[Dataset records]
________________________
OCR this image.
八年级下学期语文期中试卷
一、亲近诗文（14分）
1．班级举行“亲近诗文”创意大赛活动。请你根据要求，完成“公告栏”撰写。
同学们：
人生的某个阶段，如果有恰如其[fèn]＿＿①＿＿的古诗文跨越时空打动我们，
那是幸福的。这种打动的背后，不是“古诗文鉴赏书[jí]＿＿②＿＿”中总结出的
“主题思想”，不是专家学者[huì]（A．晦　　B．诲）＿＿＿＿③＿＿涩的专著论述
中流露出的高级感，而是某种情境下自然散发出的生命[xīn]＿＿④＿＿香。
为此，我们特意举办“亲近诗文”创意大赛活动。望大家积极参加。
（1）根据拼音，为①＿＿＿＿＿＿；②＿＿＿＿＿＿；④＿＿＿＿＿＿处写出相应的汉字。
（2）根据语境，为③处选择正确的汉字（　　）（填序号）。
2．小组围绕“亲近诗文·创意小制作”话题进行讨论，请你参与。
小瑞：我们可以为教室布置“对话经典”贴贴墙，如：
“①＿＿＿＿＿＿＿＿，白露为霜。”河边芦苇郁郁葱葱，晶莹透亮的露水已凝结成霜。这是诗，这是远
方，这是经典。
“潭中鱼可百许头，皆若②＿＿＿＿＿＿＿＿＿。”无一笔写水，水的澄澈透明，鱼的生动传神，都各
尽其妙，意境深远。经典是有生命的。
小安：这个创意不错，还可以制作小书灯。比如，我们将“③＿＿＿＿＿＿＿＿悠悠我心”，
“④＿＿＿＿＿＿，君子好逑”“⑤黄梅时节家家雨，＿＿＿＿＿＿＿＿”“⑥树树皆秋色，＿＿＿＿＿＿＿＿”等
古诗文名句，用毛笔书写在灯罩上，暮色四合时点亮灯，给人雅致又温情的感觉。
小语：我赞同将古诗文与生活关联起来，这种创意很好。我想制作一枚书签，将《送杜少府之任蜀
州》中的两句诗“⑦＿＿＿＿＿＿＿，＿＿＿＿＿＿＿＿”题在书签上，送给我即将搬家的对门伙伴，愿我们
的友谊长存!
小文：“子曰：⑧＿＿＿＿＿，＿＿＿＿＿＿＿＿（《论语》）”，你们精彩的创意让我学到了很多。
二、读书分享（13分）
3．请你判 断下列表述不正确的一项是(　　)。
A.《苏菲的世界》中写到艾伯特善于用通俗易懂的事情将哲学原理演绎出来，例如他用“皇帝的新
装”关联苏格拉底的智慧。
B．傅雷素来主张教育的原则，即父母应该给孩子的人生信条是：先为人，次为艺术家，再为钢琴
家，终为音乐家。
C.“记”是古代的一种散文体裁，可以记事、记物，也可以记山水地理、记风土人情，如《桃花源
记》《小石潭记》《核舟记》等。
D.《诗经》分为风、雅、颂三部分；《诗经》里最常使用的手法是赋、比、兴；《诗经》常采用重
________________________
**Problem**: Copy out all lines above that include the string "创意大赛活动".

**Solution for this problem**:
1．班级举行“亲近诗文”创意大赛活动。请你根据要求，完成“公告栏”撰写。
为此，我们特意举办“亲近诗文”创意大赛活动。望大家积极参加。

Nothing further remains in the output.